Stored dataset items
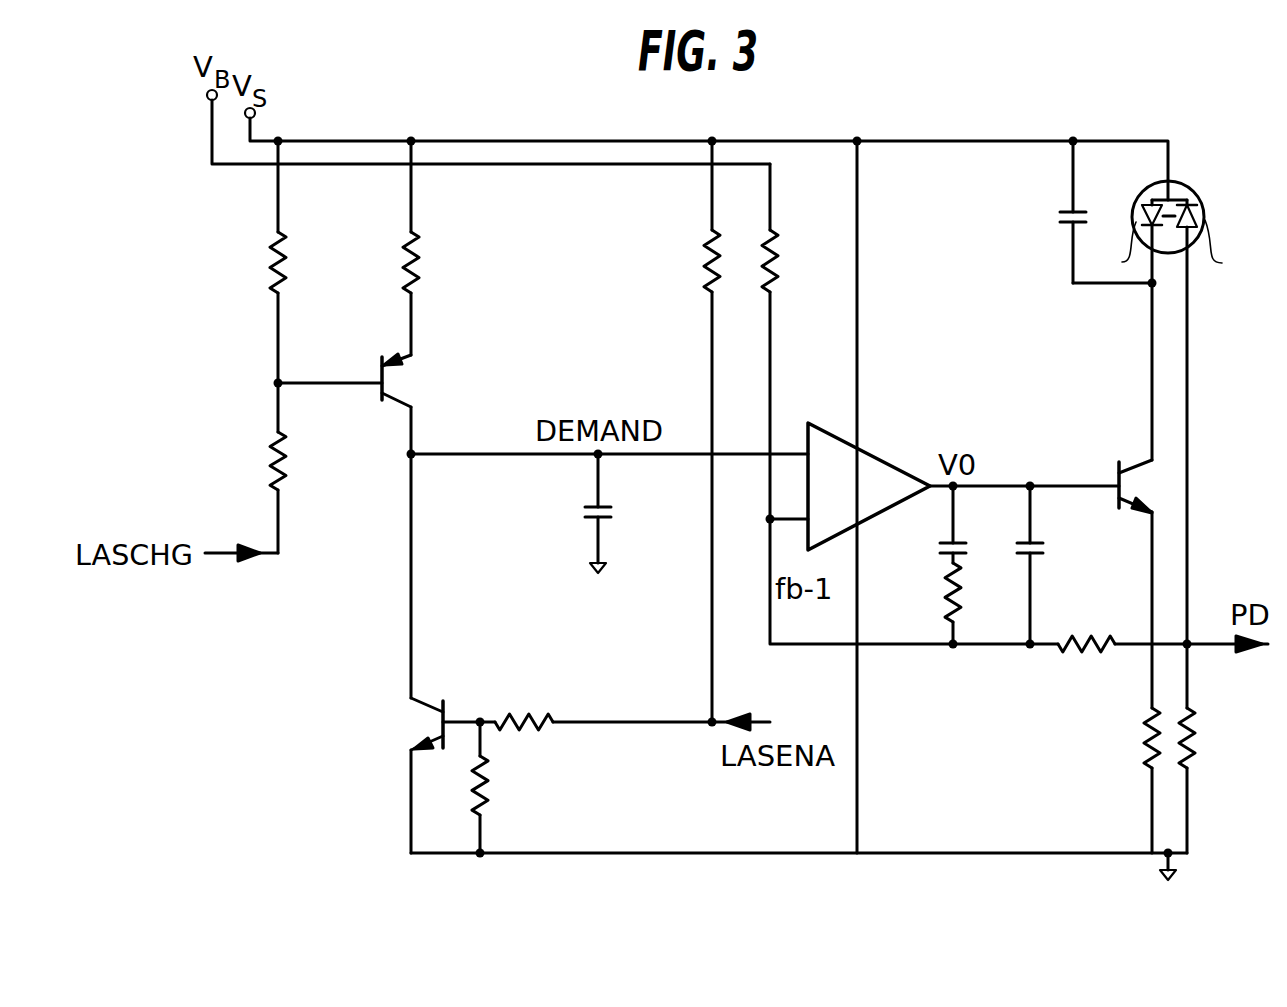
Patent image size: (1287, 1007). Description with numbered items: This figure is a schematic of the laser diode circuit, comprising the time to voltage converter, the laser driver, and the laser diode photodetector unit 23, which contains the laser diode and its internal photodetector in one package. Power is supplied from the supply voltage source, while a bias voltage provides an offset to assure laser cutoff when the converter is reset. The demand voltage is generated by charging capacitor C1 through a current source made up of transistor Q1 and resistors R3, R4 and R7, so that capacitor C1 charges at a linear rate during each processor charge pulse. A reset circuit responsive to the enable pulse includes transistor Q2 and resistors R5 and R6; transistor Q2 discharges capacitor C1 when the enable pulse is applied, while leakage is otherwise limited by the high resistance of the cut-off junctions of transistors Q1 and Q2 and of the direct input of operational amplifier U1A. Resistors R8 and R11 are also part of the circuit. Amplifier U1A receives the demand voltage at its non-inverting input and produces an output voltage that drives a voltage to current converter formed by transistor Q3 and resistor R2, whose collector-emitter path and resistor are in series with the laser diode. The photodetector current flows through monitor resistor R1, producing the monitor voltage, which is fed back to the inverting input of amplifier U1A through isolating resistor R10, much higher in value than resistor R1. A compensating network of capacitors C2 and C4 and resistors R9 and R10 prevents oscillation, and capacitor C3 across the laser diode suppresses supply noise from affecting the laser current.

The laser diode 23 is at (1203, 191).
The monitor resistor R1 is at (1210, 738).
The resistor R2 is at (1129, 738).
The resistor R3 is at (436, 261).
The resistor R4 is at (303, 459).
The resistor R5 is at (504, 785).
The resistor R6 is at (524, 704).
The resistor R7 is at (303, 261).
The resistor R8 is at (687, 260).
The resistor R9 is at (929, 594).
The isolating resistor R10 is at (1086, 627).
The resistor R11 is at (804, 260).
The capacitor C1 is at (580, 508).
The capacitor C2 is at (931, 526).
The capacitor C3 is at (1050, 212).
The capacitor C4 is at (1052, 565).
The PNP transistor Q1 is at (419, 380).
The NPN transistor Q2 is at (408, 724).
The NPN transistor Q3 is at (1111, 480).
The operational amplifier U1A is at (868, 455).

...

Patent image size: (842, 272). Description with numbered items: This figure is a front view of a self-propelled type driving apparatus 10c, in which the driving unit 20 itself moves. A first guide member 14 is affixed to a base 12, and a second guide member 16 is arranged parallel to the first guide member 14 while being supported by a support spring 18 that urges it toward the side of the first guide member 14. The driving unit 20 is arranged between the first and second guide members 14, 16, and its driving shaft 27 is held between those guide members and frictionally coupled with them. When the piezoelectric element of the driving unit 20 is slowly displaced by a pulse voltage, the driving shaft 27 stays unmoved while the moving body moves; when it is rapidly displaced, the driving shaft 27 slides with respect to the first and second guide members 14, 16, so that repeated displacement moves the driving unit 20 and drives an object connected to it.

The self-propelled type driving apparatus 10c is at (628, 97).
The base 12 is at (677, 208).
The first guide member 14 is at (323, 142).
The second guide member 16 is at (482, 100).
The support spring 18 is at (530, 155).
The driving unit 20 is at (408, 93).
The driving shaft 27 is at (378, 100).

==

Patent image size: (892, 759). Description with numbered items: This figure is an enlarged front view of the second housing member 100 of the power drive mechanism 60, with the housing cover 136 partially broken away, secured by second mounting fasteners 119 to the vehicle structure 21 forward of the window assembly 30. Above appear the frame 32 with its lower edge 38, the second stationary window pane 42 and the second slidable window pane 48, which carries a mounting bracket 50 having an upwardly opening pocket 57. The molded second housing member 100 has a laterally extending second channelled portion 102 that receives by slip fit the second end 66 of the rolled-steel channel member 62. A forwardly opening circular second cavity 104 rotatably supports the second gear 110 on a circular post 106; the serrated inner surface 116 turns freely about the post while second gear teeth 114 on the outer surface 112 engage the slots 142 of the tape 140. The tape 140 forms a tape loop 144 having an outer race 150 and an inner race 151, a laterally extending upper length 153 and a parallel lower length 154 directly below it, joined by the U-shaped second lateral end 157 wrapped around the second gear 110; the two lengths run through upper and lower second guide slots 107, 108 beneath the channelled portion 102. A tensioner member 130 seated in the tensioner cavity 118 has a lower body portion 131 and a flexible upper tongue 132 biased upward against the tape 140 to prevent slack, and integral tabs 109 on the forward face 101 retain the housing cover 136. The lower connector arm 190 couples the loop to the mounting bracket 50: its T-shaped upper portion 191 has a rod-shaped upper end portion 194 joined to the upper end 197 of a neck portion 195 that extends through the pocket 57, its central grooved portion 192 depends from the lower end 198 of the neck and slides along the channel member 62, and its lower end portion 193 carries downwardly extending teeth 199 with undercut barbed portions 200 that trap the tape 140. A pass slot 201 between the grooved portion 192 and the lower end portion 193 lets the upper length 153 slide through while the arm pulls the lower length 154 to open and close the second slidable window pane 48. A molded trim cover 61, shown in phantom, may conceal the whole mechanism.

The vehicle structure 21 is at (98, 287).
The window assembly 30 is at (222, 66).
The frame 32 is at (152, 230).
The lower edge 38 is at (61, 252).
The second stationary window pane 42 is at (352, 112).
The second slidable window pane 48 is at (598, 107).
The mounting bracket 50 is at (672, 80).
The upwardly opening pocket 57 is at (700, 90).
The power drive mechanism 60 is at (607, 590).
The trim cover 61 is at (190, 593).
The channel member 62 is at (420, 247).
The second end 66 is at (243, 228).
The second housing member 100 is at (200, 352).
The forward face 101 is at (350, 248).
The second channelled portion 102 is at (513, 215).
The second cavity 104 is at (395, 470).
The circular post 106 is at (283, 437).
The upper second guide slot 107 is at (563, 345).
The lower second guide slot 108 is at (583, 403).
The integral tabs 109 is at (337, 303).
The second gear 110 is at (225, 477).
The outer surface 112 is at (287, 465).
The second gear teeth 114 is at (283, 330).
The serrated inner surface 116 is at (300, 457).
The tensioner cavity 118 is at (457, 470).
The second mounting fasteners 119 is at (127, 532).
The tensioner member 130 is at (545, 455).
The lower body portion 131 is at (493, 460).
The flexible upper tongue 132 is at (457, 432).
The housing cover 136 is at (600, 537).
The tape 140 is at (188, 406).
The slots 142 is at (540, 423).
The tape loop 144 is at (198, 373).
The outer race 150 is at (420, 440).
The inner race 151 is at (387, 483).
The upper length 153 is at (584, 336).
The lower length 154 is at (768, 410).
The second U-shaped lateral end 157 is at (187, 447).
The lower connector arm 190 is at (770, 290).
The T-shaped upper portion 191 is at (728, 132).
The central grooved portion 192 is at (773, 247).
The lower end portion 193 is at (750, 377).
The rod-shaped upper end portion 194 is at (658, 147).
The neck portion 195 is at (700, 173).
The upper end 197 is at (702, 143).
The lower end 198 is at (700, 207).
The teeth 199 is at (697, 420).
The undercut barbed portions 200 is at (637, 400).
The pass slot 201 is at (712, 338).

• **TASK STATEMENT**
Rewrite the records starting at the line containing "Patent image size: (842, 272)." and ending at the line containing "The driving shaft 27 is at (378, 100)." as a Markdown table with the columns Row and Line, numbering each row and leaving out blank lines.

• **THE RESULT**
| Row | Line |
|---|---|
| 1 | Patent image size: (842, 272). Description with numbered items: This figure is a front view of a self-propelled type driving apparatus 10c, in which the driving unit 20 itself moves. A first guide member 14 is affixed to a base 12, and a second guide member 16 is arranged parallel to the first guide member 14 while being supported by a support spring 18 that urges it toward the side of the first guide member 14. The driving unit 20 is arranged between the first and second guide members 14, 16, and its driving shaft 27 is held between those guide members and frictionally coupled with them. When the piezoelectric element of the driving unit 20 is slowly displaced by a pulse voltage, the driving shaft 27 stays unmoved while the moving body moves; when it is rapidly displaced, the driving shaft 27 slides with respect to the first and second guide members 14, 16, so that repeated displacement moves the driving unit 20 and drives an object connected to it. |
| 2 | The self-propelled type driving apparatus 10c is at (628, 97). |
| 3 | The base 12 is at (677, 208). |
| 4 | The first guide member 14 is at (323, 142). |
| 5 | The second guide member 16 is at (482, 100). |
| 6 | The support spring 18 is at (530, 155). |
| 7 | The driving unit 20 is at (408, 93). |
| 8 | The driving shaft 27 is at (378, 100). |